Transcribe everything in the data word for word. Pictures are left out.

-------------------------

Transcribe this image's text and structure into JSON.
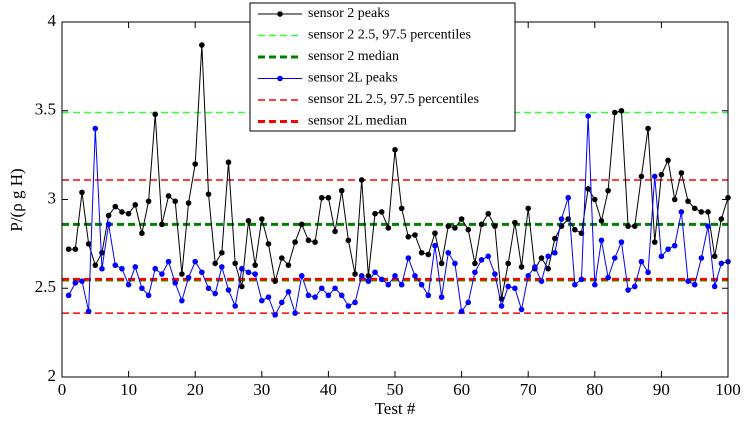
{
  "chart_data": {
    "type": "line",
    "xlabel": "Test #",
    "ylabel": "P/(ρ g H)",
    "xlim": [
      0,
      100
    ],
    "xticks": [
      0,
      10,
      20,
      30,
      40,
      50,
      60,
      70,
      80,
      90,
      100
    ],
    "ylim": [
      2,
      4
    ],
    "yticks": [
      2,
      2.5,
      3,
      3.5,
      4
    ],
    "grid": false,
    "legend": "upper center",
    "x": [
      1,
      2,
      3,
      4,
      5,
      6,
      7,
      8,
      9,
      10,
      11,
      12,
      13,
      14,
      15,
      16,
      17,
      18,
      19,
      20,
      21,
      22,
      23,
      24,
      25,
      26,
      27,
      28,
      29,
      30,
      31,
      32,
      33,
      34,
      35,
      36,
      37,
      38,
      39,
      40,
      41,
      42,
      43,
      44,
      45,
      46,
      47,
      48,
      49,
      50,
      51,
      52,
      53,
      54,
      55,
      56,
      57,
      58,
      59,
      60,
      61,
      62,
      63,
      64,
      65,
      66,
      67,
      68,
      69,
      70,
      71,
      72,
      73,
      74,
      75,
      76,
      77,
      78,
      79,
      80,
      81,
      82,
      83,
      84,
      85,
      86,
      87,
      88,
      89,
      90,
      91,
      92,
      93,
      94,
      95,
      96,
      97,
      98,
      99,
      100
    ],
    "series": [
      {
        "name": "sensor 2 peaks",
        "color": "#000000",
        "values": [
          2.72,
          2.72,
          3.04,
          2.75,
          2.63,
          2.7,
          2.91,
          2.96,
          2.93,
          2.92,
          2.97,
          2.81,
          2.99,
          3.48,
          2.86,
          3.02,
          2.99,
          2.58,
          2.98,
          3.2,
          3.87,
          3.03,
          2.64,
          2.7,
          3.21,
          2.64,
          2.51,
          2.88,
          2.63,
          2.89,
          2.75,
          2.54,
          2.67,
          2.63,
          2.76,
          2.86,
          2.77,
          2.76,
          3.01,
          3.01,
          2.82,
          3.05,
          2.77,
          2.58,
          3.11,
          2.57,
          2.92,
          2.93,
          2.84,
          3.28,
          2.95,
          2.79,
          2.8,
          2.7,
          2.69,
          2.81,
          2.64,
          2.85,
          2.84,
          2.89,
          2.83,
          2.64,
          2.86,
          2.92,
          2.85,
          2.44,
          2.64,
          2.87,
          2.62,
          2.95,
          2.61,
          2.67,
          2.61,
          2.78,
          2.85,
          2.89,
          2.83,
          2.81,
          3.06,
          3.0,
          2.88,
          3.05,
          3.49,
          3.5,
          2.85,
          2.85,
          3.13,
          3.4,
          2.76,
          3.14,
          3.22,
          3.0,
          3.15,
          2.99,
          2.95,
          2.93,
          2.93,
          2.68,
          2.89,
          3.01
        ]
      },
      {
        "name": "sensor 2L peaks",
        "color": "#0000ff",
        "values": [
          2.46,
          2.53,
          2.54,
          2.37,
          3.4,
          2.61,
          2.86,
          2.63,
          2.61,
          2.52,
          2.62,
          2.5,
          2.46,
          2.61,
          2.58,
          2.65,
          2.53,
          2.43,
          2.56,
          2.65,
          2.59,
          2.5,
          2.47,
          2.62,
          2.49,
          2.4,
          2.61,
          2.59,
          2.58,
          2.43,
          2.45,
          2.35,
          2.42,
          2.48,
          2.36,
          2.57,
          2.46,
          2.45,
          2.5,
          2.46,
          2.5,
          2.46,
          2.4,
          2.42,
          2.57,
          2.54,
          2.59,
          2.55,
          2.52,
          2.57,
          2.52,
          2.67,
          2.57,
          2.52,
          2.46,
          2.74,
          2.45,
          2.7,
          2.64,
          2.37,
          2.42,
          2.59,
          2.66,
          2.68,
          2.58,
          2.4,
          2.51,
          2.5,
          2.38,
          2.57,
          2.62,
          2.54,
          2.68,
          2.7,
          2.89,
          3.01,
          2.52,
          2.55,
          3.47,
          2.52,
          2.77,
          2.56,
          2.67,
          2.76,
          2.49,
          2.51,
          2.65,
          2.59,
          3.13,
          2.68,
          2.72,
          2.74,
          2.93,
          2.54,
          2.52,
          2.67,
          2.85,
          2.51,
          2.64,
          2.65
        ]
      }
    ],
    "hlines": [
      {
        "name": "sensor 2 2.5, 97.5 percentiles",
        "color": "#33ff33",
        "linewidth": 1.5,
        "values": [
          2.54,
          3.49
        ]
      },
      {
        "name": "sensor 2 median",
        "color": "#008000",
        "linewidth": 3,
        "values": [
          2.86
        ]
      },
      {
        "name": "sensor 2L 2.5, 97.5 percentiles",
        "color": "#ff0000",
        "linewidth": 1.5,
        "values": [
          2.36,
          3.11
        ]
      },
      {
        "name": "sensor 2L median",
        "color": "#ff0000",
        "linewidth": 3,
        "values": [
          2.55
        ]
      }
    ]
  }
}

-------------------------

- Solution to the exercise
Transcribe this image's text and structure into JSON.
{
  "chart_data": {
    "type": "line",
    "xlabel": "Test #",
    "ylabel": "P/(ρ g H)",
    "xlim": [
      0,
      100
    ],
    "xticks": [
      0,
      10,
      20,
      30,
      40,
      50,
      60,
      70,
      80,
      90,
      100
    ],
    "ylim": [
      2,
      4
    ],
    "yticks": [
      2,
      2.5,
      3,
      3.5,
      4
    ],
    "grid": false,
    "legend": "upper center",
    "x": [
      1,
      2,
      3,
      4,
      5,
      6,
      7,
      8,
      9,
      10,
      11,
      12,
      13,
      14,
      15,
      16,
      17,
      18,
      19,
      20,
      21,
      22,
      23,
      24,
      25,
      26,
      27,
      28,
      29,
      30,
      31,
      32,
      33,
      34,
      35,
      36,
      37,
      38,
      39,
      40,
      41,
      42,
      43,
      44,
      45,
      46,
      47,
      48,
      49,
      50,
      51,
      52,
      53,
      54,
      55,
      56,
      57,
      58,
      59,
      60,
      61,
      62,
      63,
      64,
      65,
      66,
      67,
      68,
      69,
      70,
      71,
      72,
      73,
      74,
      75,
      76,
      77,
      78,
      79,
      80,
      81,
      82,
      83,
      84,
      85,
      86,
      87,
      88,
      89,
      90,
      91,
      92,
      93,
      94,
      95,
      96,
      97,
      98,
      99,
      100
    ],
    "series": [
      {
        "name": "sensor 2 peaks",
        "color": "#000000",
        "values": [
          2.72,
          2.72,
          3.04,
          2.75,
          2.63,
          2.7,
          2.91,
          2.96,
          2.93,
          2.92,
          2.97,
          2.81,
          2.99,
          3.48,
          2.86,
          3.02,
          2.99,
          2.58,
          2.98,
          3.2,
          3.87,
          3.03,
          2.64,
          2.7,
          3.21,
          2.64,
          2.51,
          2.88,
          2.63,
          2.89,
          2.75,
          2.54,
          2.67,
          2.63,
          2.76,
          2.86,
          2.77,
          2.76,
          3.01,
          3.01,
          2.82,
          3.05,
          2.77,
          2.58,
          3.11,
          2.57,
          2.92,
          2.93,
          2.84,
          3.28,
          2.95,
          2.79,
          2.8,
          2.7,
          2.69,
          2.81,
          2.64,
          2.85,
          2.84,
          2.89,
          2.83,
          2.64,
          2.86,
          2.92,
          2.85,
          2.44,
          2.64,
          2.87,
          2.62,
          2.95,
          2.61,
          2.67,
          2.61,
          2.78,
          2.85,
          2.89,
          2.83,
          2.81,
          3.06,
          3.0,
          2.88,
          3.05,
          3.49,
          3.5,
          2.85,
          2.85,
          3.13,
          3.4,
          2.76,
          3.14,
          3.22,
          3.0,
          3.15,
          2.99,
          2.95,
          2.93,
          2.93,
          2.68,
          2.89,
          3.01
        ]
      },
      {
        "name": "sensor 2L peaks",
        "color": "#0000ff",
        "values": [
          2.46,
          2.53,
          2.54,
          2.37,
          3.4,
          2.61,
          2.86,
          2.63,
          2.61,
          2.52,
          2.62,
          2.5,
          2.46,
          2.61,
          2.58,
          2.65,
          2.53,
          2.43,
          2.56,
          2.65,
          2.59,
          2.5,
          2.47,
          2.62,
          2.49,
          2.4,
          2.61,
          2.59,
          2.58,
          2.43,
          2.45,
          2.35,
          2.42,
          2.48,
          2.36,
          2.57,
          2.46,
          2.45,
          2.5,
          2.46,
          2.5,
          2.46,
          2.4,
          2.42,
          2.57,
          2.54,
          2.59,
          2.55,
          2.52,
          2.57,
          2.52,
          2.67,
          2.57,
          2.52,
          2.46,
          2.74,
          2.45,
          2.7,
          2.64,
          2.37,
          2.42,
          2.59,
          2.66,
          2.68,
          2.58,
          2.4,
          2.51,
          2.5,
          2.38,
          2.57,
          2.62,
          2.54,
          2.68,
          2.7,
          2.89,
          3.01,
          2.52,
          2.55,
          3.47,
          2.52,
          2.77,
          2.56,
          2.67,
          2.76,
          2.49,
          2.51,
          2.65,
          2.59,
          3.13,
          2.68,
          2.72,
          2.74,
          2.93,
          2.54,
          2.52,
          2.67,
          2.85,
          2.51,
          2.64,
          2.65
        ]
      }
    ],
    "hlines": [
      {
        "name": "sensor 2 2.5, 97.5 percentiles",
        "color": "#33ff33",
        "linewidth": 1.5,
        "values": [
          2.54,
          3.49
        ]
      },
      {
        "name": "sensor 2 median",
        "color": "#008000",
        "linewidth": 3,
        "values": [
          2.86
        ]
      },
      {
        "name": "sensor 2L 2.5, 97.5 percentiles",
        "color": "#ff0000",
        "linewidth": 1.5,
        "values": [
          2.36,
          3.11
        ]
      },
      {
        "name": "sensor 2L median",
        "color": "#ff0000",
        "linewidth": 3,
        "values": [
          2.55
        ]
      }
    ]
  }
}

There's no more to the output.